## [The exercise]
Report each row that contains the word "Enter" by copying that row in full.

## [Supplied material]

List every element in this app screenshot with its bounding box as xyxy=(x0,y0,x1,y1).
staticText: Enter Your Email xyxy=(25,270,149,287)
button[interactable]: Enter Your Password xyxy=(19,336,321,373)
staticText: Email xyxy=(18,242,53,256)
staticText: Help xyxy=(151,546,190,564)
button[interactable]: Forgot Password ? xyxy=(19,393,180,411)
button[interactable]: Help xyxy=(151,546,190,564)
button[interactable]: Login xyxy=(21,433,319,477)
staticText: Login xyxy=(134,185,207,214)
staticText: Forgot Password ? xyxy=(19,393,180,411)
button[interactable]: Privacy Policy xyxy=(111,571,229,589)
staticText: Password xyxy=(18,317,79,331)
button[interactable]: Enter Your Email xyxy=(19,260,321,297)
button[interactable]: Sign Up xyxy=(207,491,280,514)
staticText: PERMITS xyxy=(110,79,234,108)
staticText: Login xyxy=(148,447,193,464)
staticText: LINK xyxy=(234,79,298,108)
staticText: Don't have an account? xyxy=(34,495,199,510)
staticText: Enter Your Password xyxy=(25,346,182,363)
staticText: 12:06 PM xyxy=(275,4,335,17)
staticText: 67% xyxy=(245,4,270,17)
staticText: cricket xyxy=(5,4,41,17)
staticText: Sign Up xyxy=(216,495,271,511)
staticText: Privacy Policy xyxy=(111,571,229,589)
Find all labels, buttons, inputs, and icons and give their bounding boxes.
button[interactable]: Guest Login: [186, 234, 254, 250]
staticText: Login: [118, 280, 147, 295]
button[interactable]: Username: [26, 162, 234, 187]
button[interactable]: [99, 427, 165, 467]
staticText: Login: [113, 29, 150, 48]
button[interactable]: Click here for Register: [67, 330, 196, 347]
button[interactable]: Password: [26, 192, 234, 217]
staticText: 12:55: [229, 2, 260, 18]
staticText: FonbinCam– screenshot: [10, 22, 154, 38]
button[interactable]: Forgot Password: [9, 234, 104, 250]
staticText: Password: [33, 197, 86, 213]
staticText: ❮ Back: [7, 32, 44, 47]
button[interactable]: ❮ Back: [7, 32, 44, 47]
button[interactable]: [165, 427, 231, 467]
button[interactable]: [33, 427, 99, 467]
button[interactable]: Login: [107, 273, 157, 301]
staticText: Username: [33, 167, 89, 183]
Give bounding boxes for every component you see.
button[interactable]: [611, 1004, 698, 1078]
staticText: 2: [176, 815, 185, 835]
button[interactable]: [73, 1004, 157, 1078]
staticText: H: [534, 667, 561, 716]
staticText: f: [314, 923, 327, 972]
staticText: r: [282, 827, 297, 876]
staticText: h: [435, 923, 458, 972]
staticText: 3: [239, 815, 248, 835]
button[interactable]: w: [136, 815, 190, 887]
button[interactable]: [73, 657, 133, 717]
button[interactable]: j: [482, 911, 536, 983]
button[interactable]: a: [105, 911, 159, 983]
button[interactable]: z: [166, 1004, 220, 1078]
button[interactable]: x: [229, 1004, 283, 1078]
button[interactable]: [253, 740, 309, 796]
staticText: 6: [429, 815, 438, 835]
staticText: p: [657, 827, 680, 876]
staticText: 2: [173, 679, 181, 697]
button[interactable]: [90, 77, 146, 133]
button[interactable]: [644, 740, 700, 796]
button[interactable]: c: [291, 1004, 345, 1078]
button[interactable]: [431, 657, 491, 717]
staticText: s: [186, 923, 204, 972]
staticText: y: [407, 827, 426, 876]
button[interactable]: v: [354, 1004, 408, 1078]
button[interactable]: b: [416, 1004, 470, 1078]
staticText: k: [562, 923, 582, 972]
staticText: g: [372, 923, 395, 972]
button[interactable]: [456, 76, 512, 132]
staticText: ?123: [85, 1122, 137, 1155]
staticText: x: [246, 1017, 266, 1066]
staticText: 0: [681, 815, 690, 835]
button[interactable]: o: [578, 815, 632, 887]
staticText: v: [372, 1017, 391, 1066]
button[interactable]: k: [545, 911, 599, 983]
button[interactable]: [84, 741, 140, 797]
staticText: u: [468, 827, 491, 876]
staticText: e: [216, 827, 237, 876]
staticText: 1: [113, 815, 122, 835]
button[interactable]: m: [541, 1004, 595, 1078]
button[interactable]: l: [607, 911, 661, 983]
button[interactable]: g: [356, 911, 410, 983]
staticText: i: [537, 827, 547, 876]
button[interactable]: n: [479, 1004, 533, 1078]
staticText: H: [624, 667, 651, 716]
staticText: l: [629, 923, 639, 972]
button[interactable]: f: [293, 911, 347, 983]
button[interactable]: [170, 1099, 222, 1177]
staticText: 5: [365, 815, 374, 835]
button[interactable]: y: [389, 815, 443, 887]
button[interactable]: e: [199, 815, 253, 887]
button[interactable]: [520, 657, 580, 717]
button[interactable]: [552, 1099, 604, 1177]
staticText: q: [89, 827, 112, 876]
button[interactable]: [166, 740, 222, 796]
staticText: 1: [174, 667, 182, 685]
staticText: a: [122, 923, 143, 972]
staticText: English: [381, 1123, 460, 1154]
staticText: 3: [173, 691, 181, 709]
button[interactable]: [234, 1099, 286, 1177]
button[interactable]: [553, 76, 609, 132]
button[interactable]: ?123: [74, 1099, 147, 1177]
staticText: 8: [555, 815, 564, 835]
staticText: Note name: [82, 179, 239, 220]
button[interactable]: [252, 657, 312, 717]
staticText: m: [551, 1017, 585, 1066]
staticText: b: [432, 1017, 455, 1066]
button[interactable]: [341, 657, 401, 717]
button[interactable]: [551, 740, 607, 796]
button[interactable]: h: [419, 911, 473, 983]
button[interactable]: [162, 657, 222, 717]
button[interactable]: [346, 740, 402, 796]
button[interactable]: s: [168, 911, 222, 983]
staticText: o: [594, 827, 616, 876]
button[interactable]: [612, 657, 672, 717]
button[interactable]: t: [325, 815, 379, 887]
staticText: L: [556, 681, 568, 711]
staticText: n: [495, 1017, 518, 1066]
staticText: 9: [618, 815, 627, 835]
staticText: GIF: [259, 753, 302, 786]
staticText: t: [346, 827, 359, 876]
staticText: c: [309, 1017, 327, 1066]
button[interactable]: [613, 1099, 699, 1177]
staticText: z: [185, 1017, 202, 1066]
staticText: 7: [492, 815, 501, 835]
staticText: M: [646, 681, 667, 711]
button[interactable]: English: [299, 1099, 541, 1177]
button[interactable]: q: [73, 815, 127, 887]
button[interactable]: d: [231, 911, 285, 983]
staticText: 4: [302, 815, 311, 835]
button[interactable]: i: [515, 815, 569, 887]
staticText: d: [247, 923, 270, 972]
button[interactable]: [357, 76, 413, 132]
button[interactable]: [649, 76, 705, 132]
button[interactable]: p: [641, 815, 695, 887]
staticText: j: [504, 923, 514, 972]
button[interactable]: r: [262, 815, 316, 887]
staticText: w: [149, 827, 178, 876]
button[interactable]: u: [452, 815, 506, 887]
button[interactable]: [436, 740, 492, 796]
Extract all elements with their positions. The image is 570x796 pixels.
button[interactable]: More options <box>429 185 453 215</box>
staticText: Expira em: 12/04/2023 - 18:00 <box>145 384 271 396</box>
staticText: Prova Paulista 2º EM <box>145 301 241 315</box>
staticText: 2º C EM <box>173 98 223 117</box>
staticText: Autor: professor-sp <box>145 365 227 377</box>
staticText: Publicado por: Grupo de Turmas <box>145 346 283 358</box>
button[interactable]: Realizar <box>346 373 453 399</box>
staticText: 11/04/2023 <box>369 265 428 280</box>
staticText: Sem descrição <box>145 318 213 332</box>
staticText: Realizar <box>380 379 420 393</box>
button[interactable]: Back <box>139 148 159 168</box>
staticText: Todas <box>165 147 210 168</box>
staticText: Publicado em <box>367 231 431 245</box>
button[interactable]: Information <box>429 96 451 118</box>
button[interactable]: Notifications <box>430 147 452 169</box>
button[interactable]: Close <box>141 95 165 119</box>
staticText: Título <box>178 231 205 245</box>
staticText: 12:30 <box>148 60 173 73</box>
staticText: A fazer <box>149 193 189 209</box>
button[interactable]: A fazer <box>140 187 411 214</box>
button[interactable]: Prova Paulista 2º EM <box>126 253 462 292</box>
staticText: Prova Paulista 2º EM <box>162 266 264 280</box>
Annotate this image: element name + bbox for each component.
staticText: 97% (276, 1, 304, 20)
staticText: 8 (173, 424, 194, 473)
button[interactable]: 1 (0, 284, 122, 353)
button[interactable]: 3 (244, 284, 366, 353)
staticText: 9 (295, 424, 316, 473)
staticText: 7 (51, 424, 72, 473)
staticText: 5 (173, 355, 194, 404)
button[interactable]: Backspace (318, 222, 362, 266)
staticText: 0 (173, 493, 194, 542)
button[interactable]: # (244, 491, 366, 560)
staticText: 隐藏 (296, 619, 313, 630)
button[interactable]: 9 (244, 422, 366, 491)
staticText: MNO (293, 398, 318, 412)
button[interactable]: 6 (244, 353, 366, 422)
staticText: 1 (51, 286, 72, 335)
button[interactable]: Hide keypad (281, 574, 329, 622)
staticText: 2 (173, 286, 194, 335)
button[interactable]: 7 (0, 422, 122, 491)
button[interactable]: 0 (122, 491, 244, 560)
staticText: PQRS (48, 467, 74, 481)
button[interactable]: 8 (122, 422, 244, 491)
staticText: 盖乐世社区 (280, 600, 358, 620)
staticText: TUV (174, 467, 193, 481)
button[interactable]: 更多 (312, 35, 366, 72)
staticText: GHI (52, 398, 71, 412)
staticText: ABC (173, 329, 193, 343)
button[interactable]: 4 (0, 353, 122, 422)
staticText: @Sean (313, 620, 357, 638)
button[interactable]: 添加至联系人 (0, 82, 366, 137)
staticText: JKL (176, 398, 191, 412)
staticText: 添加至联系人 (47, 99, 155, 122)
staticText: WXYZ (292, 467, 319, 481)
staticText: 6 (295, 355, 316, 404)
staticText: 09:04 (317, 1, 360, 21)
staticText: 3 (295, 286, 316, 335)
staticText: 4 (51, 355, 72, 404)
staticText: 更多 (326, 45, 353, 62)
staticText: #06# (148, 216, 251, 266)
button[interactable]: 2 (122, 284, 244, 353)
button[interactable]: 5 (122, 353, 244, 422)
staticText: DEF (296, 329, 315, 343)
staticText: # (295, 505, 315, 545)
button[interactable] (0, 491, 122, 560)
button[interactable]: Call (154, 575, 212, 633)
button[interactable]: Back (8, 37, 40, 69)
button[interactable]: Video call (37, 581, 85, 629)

## [Written solution]
staticText: Enter Your Email xyxy=(25,270,149,287)
button[interactable]: Enter Your Password xyxy=(19,336,321,373)
button[interactable]: Enter Your Email xyxy=(19,260,321,297)
staticText: Enter Your Password xyxy=(25,346,182,363)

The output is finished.